**Directions for this task:** Return every line of the material exactly.

**Data listing:**
────────────────
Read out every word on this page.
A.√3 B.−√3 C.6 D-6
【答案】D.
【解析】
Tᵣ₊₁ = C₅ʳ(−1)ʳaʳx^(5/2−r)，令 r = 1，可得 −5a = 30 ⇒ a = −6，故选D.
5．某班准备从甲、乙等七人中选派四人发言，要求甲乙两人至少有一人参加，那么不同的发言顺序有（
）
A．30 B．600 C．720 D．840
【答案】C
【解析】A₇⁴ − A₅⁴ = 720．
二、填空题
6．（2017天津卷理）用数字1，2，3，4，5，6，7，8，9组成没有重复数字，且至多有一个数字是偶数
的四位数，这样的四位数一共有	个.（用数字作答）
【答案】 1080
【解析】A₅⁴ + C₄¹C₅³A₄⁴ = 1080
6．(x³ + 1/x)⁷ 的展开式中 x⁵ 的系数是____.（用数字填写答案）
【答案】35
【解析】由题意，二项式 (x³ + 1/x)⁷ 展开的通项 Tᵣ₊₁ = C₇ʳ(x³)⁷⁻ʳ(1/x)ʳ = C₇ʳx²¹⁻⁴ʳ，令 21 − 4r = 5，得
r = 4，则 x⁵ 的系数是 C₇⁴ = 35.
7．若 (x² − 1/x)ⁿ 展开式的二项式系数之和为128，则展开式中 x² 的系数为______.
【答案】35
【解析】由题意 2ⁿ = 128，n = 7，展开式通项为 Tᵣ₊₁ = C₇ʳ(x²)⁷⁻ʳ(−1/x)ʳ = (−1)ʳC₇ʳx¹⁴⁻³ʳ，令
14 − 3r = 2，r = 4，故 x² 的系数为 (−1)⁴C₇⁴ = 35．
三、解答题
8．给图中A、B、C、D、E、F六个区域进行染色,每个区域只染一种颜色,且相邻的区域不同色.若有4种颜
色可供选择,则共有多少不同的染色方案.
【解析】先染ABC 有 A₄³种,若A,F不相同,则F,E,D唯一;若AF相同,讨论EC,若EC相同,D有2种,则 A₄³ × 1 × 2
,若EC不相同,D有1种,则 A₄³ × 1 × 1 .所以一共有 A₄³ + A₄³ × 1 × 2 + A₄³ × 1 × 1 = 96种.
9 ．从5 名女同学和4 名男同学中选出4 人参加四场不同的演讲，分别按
────────────────
**Reply:**
Read out every word on this page.
A.√3 B.−√3 C.6 D-6
【答案】D.
【解析】
Tᵣ₊₁ = C₅ʳ(−1)ʳaʳx^(5/2−r)，令 r = 1，可得 −5a = 30 ⇒ a = −6，故选D.
5．某班准备从甲、乙等七人中选派四人发言，要求甲乙两人至少有一人参加，那么不同的发言顺序有（
）
A．30 B．600 C．720 D．840
【答案】C
【解析】A₇⁴ − A₅⁴ = 720．
二、填空题
6．（2017天津卷理）用数字1，2，3，4，5，6，7，8，9组成没有重复数字，且至多有一个数字是偶数
的四位数，这样的四位数一共有	个.（用数字作答）
【答案】 1080
【解析】A₅⁴ + C₄¹C₅³A₄⁴ = 1080
6．(x³ + 1/x)⁷ 的展开式中 x⁵ 的系数是____.（用数字填写答案）
【答案】35
【解析】由题意，二项式 (x³ + 1/x)⁷ 展开的通项 Tᵣ₊₁ = C₇ʳ(x³)⁷⁻ʳ(1/x)ʳ = C₇ʳx²¹⁻⁴ʳ，令 21 − 4r = 5，得
r = 4，则 x⁵ 的系数是 C₇⁴ = 35.
7．若 (x² − 1/x)ⁿ 展开式的二项式系数之和为128，则展开式中 x² 的系数为______.
【答案】35
【解析】由题意 2ⁿ = 128，n = 7，展开式通项为 Tᵣ₊₁ = C₇ʳ(x²)⁷⁻ʳ(−1/x)ʳ = (−1)ʳC₇ʳx¹⁴⁻³ʳ，令
14 − 3r = 2，r = 4，故 x² 的系数为 (−1)⁴C₇⁴ = 35．
三、解答题
8．给图中A、B、C、D、E、F六个区域进行染色,每个区域只染一种颜色,且相邻的区域不同色.若有4种颜
色可供选择,则共有多少不同的染色方案.
【解析】先染ABC 有 A₄³种,若A,F不相同,则F,E,D唯一;若AF相同,讨论EC,若EC相同,D有2种,则 A₄³ × 1 × 2
,若EC不相同,D有1种,则 A₄³ × 1 × 1 .所以一共有 A₄³ + A₄³ × 1 × 2 + A₄³ × 1 × 1 = 96种.
9 ．从5 名女同学和4 名男同学中选出4 人参加四场不同的演讲，分别按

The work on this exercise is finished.